# WHAT IS EXPECTED
Write out the full listing again. Make no alterations.
(DATA EXTRACTS Opens)
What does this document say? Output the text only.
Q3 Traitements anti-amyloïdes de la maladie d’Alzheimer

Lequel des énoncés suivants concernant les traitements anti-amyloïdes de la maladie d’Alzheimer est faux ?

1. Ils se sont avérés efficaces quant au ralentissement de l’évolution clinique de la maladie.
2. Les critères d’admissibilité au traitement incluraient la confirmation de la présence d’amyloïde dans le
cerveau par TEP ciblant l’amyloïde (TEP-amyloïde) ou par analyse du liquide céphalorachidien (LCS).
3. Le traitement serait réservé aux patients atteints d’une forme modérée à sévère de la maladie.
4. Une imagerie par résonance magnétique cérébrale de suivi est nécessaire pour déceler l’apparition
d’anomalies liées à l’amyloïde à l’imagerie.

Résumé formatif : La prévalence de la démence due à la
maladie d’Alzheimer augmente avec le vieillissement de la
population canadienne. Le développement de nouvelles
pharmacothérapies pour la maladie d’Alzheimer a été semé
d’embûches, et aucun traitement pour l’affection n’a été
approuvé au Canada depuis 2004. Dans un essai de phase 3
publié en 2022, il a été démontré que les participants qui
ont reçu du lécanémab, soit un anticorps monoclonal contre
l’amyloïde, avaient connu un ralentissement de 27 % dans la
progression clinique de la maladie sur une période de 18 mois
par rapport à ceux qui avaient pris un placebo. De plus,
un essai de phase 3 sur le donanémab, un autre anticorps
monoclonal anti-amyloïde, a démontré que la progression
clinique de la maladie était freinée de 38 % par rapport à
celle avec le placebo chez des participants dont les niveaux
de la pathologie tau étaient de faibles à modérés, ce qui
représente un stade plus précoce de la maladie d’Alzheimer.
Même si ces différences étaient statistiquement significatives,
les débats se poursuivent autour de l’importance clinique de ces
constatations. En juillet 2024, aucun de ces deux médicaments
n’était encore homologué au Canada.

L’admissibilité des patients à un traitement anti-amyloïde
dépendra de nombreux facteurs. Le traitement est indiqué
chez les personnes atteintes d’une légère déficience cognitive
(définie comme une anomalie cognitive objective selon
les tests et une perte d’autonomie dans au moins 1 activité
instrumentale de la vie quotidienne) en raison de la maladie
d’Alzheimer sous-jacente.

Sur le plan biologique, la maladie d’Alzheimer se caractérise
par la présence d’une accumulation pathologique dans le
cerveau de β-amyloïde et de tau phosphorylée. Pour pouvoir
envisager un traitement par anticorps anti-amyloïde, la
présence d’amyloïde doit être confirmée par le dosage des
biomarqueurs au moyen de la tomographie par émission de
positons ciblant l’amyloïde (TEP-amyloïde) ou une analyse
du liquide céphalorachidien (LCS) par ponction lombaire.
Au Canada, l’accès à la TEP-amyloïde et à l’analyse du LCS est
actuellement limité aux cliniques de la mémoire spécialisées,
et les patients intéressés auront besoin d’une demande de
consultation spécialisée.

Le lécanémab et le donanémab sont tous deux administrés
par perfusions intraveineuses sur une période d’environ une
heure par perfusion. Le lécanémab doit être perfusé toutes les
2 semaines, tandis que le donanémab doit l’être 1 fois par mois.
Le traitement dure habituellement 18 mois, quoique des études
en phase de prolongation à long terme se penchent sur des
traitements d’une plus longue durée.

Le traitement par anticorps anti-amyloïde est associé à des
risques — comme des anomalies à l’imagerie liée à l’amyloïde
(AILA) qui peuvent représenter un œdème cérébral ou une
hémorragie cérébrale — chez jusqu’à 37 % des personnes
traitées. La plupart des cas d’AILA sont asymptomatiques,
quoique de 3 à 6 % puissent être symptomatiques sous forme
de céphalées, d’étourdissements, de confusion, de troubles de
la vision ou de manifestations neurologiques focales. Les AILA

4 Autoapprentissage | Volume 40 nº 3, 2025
(DATA EXTRACTS Closes)
# THE COMPLETED TASK
What does this document say? Output the text only.
Q3 Traitements anti-amyloïdes de la maladie d’Alzheimer

Lequel des énoncés suivants concernant les traitements anti-amyloïdes de la maladie d’Alzheimer est faux ?

1. Ils se sont avérés efficaces quant au ralentissement de l’évolution clinique de la maladie.
2. Les critères d’admissibilité au traitement incluraient la confirmation de la présence d’amyloïde dans le
cerveau par TEP ciblant l’amyloïde (TEP-amyloïde) ou par analyse du liquide céphalorachidien (LCS).
3. Le traitement serait réservé aux patients atteints d’une forme modérée à sévère de la maladie.
4. Une imagerie par résonance magnétique cérébrale de suivi est nécessaire pour déceler l’apparition
d’anomalies liées à l’amyloïde à l’imagerie.

Résumé formatif : La prévalence de la démence due à la
maladie d’Alzheimer augmente avec le vieillissement de la
population canadienne. Le développement de nouvelles
pharmacothérapies pour la maladie d’Alzheimer a été semé
d’embûches, et aucun traitement pour l’affection n’a été
approuvé au Canada depuis 2004. Dans un essai de phase 3
publié en 2022, il a été démontré que les participants qui
ont reçu du lécanémab, soit un anticorps monoclonal contre
l’amyloïde, avaient connu un ralentissement de 27 % dans la
progression clinique de la maladie sur une période de 18 mois
par rapport à ceux qui avaient pris un placebo. De plus,
un essai de phase 3 sur le donanémab, un autre anticorps
monoclonal anti-amyloïde, a démontré que la progression
clinique de la maladie était freinée de 38 % par rapport à
celle avec le placebo chez des participants dont les niveaux
de la pathologie tau étaient de faibles à modérés, ce qui
représente un stade plus précoce de la maladie d’Alzheimer.
Même si ces différences étaient statistiquement significatives,
les débats se poursuivent autour de l’importance clinique de ces
constatations. En juillet 2024, aucun de ces deux médicaments
n’était encore homologué au Canada.

L’admissibilité des patients à un traitement anti-amyloïde
dépendra de nombreux facteurs. Le traitement est indiqué
chez les personnes atteintes d’une légère déficience cognitive
(définie comme une anomalie cognitive objective selon
les tests et une perte d’autonomie dans au moins 1 activité
instrumentale de la vie quotidienne) en raison de la maladie
d’Alzheimer sous-jacente.

Sur le plan biologique, la maladie d’Alzheimer se caractérise
par la présence d’une accumulation pathologique dans le
cerveau de β-amyloïde et de tau phosphorylée. Pour pouvoir
envisager un traitement par anticorps anti-amyloïde, la
présence d’amyloïde doit être confirmée par le dosage des
biomarqueurs au moyen de la tomographie par émission de
positons ciblant l’amyloïde (TEP-amyloïde) ou une analyse
du liquide céphalorachidien (LCS) par ponction lombaire.
Au Canada, l’accès à la TEP-amyloïde et à l’analyse du LCS est
actuellement limité aux cliniques de la mémoire spécialisées,
et les patients intéressés auront besoin d’une demande de
consultation spécialisée.

Le lécanémab et le donanémab sont tous deux administrés
par perfusions intraveineuses sur une période d’environ une
heure par perfusion. Le lécanémab doit être perfusé toutes les
2 semaines, tandis que le donanémab doit l’être 1 fois par mois.
Le traitement dure habituellement 18 mois, quoique des études
en phase de prolongation à long terme se penchent sur des
traitements d’une plus longue durée.

Le traitement par anticorps anti-amyloïde est associé à des
risques — comme des anomalies à l’imagerie liée à l’amyloïde
(AILA) qui peuvent représenter un œdème cérébral ou une
hémorragie cérébrale — chez jusqu’à 37 % des personnes
traitées. La plupart des cas d’AILA sont asymptomatiques,
quoique de 3 à 6 % puissent être symptomatiques sous forme
de céphalées, d’étourdissements, de confusion, de troubles de
la vision ou de manifestations neurologiques focales. Les AILA

4 Autoapprentissage | Volume 40 nº 3, 2025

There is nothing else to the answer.